OBJECTIVE =>
Sort through the entries below and pull out lines containing the word "flame".

DATASET ROWS =>
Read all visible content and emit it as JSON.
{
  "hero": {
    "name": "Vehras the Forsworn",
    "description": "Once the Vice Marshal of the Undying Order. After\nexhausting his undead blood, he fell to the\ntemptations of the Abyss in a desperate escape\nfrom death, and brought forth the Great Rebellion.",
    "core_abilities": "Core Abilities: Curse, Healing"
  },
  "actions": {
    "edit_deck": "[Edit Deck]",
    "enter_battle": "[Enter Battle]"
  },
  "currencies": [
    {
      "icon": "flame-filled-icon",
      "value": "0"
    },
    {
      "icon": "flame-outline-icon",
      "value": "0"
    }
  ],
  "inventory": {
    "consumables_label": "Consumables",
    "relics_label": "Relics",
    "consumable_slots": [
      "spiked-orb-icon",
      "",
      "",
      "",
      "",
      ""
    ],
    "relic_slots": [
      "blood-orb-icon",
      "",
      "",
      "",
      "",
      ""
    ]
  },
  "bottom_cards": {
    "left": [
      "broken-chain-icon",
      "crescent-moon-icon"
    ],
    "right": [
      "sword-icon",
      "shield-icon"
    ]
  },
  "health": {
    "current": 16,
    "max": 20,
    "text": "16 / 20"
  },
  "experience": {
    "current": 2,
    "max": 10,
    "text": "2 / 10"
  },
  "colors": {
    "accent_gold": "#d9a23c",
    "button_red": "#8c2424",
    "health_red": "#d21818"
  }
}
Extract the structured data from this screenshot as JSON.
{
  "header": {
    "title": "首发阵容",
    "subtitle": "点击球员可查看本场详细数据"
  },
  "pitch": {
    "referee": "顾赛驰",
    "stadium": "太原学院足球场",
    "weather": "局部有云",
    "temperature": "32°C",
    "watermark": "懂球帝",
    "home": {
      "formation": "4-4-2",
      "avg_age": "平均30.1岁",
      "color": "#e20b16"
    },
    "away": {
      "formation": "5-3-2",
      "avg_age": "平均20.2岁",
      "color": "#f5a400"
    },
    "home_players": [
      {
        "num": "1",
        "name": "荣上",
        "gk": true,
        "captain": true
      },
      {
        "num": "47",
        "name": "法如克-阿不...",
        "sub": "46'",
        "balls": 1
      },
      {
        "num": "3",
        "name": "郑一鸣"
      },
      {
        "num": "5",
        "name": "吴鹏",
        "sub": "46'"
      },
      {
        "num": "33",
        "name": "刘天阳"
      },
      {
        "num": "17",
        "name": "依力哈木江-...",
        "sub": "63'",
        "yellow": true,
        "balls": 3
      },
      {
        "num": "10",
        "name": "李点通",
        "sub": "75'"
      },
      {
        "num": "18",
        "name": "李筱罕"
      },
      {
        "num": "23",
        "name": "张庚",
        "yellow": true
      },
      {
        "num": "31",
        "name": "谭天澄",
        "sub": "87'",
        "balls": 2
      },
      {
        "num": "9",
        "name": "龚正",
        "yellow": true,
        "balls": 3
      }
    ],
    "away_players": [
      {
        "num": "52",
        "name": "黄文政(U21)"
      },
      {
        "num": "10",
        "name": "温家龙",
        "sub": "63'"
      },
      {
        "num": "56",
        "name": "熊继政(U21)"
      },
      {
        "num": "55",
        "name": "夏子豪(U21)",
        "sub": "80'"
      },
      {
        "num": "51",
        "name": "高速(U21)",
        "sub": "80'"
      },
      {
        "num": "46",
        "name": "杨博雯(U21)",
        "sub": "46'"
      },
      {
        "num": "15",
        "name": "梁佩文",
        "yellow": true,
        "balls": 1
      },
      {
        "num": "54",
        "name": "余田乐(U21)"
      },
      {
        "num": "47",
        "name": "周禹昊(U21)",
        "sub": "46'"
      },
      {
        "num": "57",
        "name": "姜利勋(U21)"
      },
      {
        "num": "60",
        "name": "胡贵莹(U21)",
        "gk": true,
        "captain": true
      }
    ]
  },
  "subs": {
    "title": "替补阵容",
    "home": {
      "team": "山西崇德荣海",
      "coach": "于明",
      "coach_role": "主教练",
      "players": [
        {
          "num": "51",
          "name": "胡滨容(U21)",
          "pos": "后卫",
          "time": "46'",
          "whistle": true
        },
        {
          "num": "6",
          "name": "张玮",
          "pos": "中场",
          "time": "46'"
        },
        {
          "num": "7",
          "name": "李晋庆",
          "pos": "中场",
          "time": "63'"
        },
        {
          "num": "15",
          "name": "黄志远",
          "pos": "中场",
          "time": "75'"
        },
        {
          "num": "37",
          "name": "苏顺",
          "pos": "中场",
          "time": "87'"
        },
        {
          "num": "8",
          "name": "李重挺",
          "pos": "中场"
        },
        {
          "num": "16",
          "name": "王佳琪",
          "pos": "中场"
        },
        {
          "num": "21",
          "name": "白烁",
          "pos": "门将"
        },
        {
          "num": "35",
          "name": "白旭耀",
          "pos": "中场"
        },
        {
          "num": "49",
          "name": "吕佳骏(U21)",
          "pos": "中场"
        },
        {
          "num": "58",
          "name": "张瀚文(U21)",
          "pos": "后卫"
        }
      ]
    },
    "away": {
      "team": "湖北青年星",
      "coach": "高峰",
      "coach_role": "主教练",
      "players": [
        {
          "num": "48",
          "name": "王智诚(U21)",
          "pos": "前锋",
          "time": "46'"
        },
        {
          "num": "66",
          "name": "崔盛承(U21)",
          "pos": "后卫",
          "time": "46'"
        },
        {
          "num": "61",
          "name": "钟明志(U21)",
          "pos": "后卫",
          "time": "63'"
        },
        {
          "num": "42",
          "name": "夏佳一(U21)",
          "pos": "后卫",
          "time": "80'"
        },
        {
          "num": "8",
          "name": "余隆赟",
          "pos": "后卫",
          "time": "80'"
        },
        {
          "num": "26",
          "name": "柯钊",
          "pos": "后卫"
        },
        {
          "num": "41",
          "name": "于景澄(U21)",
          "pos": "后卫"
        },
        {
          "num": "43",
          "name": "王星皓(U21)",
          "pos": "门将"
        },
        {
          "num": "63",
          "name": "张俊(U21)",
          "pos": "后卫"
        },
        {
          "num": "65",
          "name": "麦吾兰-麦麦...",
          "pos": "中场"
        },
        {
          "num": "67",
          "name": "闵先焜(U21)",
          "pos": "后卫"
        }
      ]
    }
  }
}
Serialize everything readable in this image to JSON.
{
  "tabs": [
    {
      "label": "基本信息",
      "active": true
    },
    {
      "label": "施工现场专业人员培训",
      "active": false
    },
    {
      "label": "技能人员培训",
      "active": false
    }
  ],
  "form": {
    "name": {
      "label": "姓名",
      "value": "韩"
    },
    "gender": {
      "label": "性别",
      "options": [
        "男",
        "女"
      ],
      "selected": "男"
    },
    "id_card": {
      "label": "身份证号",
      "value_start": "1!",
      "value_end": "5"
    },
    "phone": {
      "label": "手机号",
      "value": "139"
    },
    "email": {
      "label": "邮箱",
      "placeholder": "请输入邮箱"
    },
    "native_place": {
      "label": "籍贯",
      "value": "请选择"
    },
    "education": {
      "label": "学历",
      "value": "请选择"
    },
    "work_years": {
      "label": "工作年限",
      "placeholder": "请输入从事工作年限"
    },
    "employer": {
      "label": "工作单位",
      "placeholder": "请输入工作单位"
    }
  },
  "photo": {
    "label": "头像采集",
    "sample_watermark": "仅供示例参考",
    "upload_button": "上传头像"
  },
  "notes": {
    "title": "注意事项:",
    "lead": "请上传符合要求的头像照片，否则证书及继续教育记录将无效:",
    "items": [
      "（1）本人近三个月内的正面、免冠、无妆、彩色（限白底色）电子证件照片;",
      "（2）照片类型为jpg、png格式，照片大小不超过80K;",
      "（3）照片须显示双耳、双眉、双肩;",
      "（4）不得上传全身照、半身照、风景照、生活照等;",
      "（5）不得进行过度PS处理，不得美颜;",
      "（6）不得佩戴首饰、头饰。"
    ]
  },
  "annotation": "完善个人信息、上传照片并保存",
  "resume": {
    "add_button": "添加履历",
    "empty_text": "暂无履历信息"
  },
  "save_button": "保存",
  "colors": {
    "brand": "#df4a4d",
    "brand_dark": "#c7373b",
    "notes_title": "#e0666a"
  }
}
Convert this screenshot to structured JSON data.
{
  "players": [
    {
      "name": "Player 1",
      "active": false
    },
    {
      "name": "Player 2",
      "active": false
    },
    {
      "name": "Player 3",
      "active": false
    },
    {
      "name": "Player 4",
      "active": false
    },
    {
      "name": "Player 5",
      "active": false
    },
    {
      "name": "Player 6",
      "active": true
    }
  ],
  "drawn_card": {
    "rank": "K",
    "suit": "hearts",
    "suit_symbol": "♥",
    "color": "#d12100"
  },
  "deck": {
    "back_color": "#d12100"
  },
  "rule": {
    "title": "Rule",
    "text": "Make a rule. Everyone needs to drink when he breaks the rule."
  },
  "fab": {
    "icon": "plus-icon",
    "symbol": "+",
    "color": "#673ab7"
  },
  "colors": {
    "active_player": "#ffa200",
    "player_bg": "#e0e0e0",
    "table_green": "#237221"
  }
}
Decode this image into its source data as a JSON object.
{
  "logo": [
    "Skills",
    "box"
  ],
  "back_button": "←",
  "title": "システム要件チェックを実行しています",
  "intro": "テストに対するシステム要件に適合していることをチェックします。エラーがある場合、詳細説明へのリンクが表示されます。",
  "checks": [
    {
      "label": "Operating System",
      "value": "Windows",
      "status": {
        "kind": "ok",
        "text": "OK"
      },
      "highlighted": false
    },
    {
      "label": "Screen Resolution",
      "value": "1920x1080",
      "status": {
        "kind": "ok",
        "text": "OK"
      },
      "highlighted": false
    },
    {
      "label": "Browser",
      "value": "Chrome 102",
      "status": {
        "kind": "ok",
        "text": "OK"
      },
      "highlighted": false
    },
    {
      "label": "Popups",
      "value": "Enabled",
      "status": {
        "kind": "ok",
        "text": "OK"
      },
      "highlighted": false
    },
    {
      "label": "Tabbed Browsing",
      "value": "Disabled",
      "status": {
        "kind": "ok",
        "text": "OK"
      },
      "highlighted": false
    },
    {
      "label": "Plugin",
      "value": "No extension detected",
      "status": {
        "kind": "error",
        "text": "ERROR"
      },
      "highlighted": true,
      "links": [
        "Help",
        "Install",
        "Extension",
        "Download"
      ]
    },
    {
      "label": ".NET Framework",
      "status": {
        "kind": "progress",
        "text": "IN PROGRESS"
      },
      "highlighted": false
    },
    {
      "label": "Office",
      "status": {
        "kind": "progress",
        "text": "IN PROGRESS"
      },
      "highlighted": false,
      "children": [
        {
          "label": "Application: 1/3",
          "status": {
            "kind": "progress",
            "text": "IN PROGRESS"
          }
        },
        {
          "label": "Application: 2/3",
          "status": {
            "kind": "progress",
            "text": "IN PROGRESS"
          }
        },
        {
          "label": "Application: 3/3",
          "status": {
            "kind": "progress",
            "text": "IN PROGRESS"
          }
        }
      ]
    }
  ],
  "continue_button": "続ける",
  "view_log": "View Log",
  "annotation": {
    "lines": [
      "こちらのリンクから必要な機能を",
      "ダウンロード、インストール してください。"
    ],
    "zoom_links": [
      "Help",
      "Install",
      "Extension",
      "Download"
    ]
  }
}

ANSWER =>
      "icon": "flame-filled-icon",
      "icon": "flame-outline-icon",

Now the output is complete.